-- START OF Dataset excerpts --

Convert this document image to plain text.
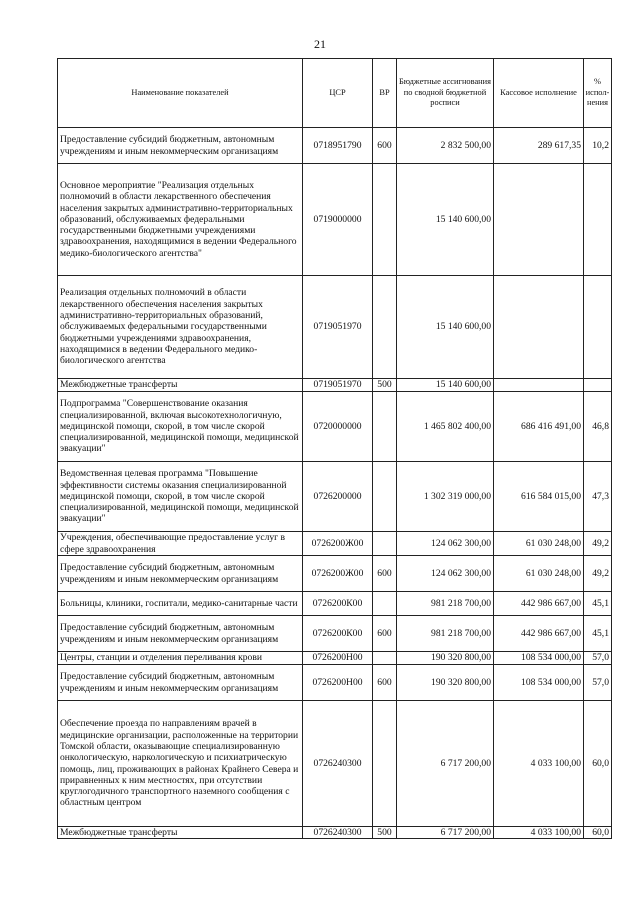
21
Наименование показателей	ЦСР	ВР	Бюджетные ассигнования по сводной бюджетной росписи	Кассовое исполнение	% испол-нения
Предоставление субсидий бюджетным, автономным учреждениям и иным некоммерческим организациям	0718951790	600	2 832 500,00	289 617,35	10,2
Основное мероприятие "Реализация отдельных полномочий в области лекарственного обеспечения населения закрытых административно-территориальных образований, обслуживаемых федеральными государственными бюджетными учреждениями здравоохранения, находящимися в ведении Федерального медико-биологического агентства"	0719000000		15 140 600,00		
Реализация отдельных полномочий в области лекарственного обеспечения населения закрытых административно-территориальных образований, обслуживаемых федеральными государственными бюджетными учреждениями здравоохранения, находящимися в ведении Федерального медико-биологического агентства	0719051970		15 140 600,00		
Межбюджетные трансферты	0719051970	500	15 140 600,00		
Подпрограмма "Совершенствование оказания специализированной, включая высокотехнологичную, медицинской помощи, скорой, в том числе скорой специализированной, медицинской помощи, медицинской эвакуации"	0720000000		1 465 802 400,00	686 416 491,00	46,8
Ведомственная целевая программа "Повышение эффективности системы оказания специализированной медицинской помощи, скорой, в том числе скорой специализированной, медицинской помощи, медицинской эвакуации"	0726200000		1 302 319 000,00	616 584 015,00	47,3
Учреждения, обеспечивающие предоставление услуг в сфере здравоохранения	0726200Ж00		124 062 300,00	61 030 248,00	49,2
Предоставление субсидий бюджетным, автономным учреждениям и иным некоммерческим организациям	0726200Ж00	600	124 062 300,00	61 030 248,00	49,2
Больницы, клиники, госпитали, медико-санитарные части	0726200К00		981 218 700,00	442 986 667,00	45,1
Предоставление субсидий бюджетным, автономным учреждениям и иным некоммерческим организациям	0726200К00	600	981 218 700,00	442 986 667,00	45,1
Центры, станции и отделения переливания крови	0726200Н00		190 320 800,00	108 534 000,00	57,0
Предоставление субсидий бюджетным, автономным учреждениям и иным некоммерческим организациям	0726200Н00	600	190 320 800,00	108 534 000,00	57,0
Обеспечение проезда по направлениям врачей в медицинские организации, расположенные на территории Томской области, оказывающие специализированную онкологическую, наркологическую и психиатрическую помощь, лиц, проживающих в районах Крайнего Севера и приравненных к ним местностях, при отсутствии круглогодичного транспортного наземного сообщения с областным центром	0726240300		6 717 200,00	4 033 100,00	60,0
Межбюджетные трансферты	0726240300	500	6 717 200,00	4 033 100,00	60,0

-- END OF Dataset excerpts --

-- Short exercise --
Skip the pictures, then retype every line above exactly.

-- Reply --
Convert this document image to plain text.
21
Наименование показателей	ЦСР	ВР	Бюджетные ассигнования по сводной бюджетной росписи	Кассовое исполнение	% испол-нения
Предоставление субсидий бюджетным, автономным учреждениям и иным некоммерческим организациям	0718951790	600	2 832 500,00	289 617,35	10,2
Основное мероприятие "Реализация отдельных полномочий в области лекарственного обеспечения населения закрытых административно-территориальных образований, обслуживаемых федеральными государственными бюджетными учреждениями здравоохранения, находящимися в ведении Федерального медико-биологического агентства"	0719000000		15 140 600,00		
Реализация отдельных полномочий в области лекарственного обеспечения населения закрытых административно-территориальных образований, обслуживаемых федеральными государственными бюджетными учреждениями здравоохранения, находящимися в ведении Федерального медико-биологического агентства	0719051970		15 140 600,00		
Межбюджетные трансферты	0719051970	500	15 140 600,00		
Подпрограмма "Совершенствование оказания специализированной, включая высокотехнологичную, медицинской помощи, скорой, в том числе скорой специализированной, медицинской помощи, медицинской эвакуации"	0720000000		1 465 802 400,00	686 416 491,00	46,8
Ведомственная целевая программа "Повышение эффективности системы оказания специализированной медицинской помощи, скорой, в том числе скорой специализированной, медицинской помощи, медицинской эвакуации"	0726200000		1 302 319 000,00	616 584 015,00	47,3
Учреждения, обеспечивающие предоставление услуг в сфере здравоохранения	0726200Ж00		124 062 300,00	61 030 248,00	49,2
Предоставление субсидий бюджетным, автономным учреждениям и иным некоммерческим организациям	0726200Ж00	600	124 062 300,00	61 030 248,00	49,2
Больницы, клиники, госпитали, медико-санитарные части	0726200К00		981 218 700,00	442 986 667,00	45,1
Предоставление субсидий бюджетным, автономным учреждениям и иным некоммерческим организациям	0726200К00	600	981 218 700,00	442 986 667,00	45,1
Центры, станции и отделения переливания крови	0726200Н00		190 320 800,00	108 534 000,00	57,0
Предоставление субсидий бюджетным, автономным учреждениям и иным некоммерческим организациям	0726200Н00	600	190 320 800,00	108 534 000,00	57,0
Обеспечение проезда по направлениям врачей в медицинские организации, расположенные на территории Томской области, оказывающие специализированную онкологическую, наркологическую и психиатрическую помощь, лиц, проживающих в районах Крайнего Севера и приравненных к ним местностях, при отсутствии круглогодичного транспортного наземного сообщения с областным центром	0726240300		6 717 200,00	4 033 100,00	60,0
Межбюджетные трансферты	0726240300	500	6 717 200,00	4 033 100,00	60,0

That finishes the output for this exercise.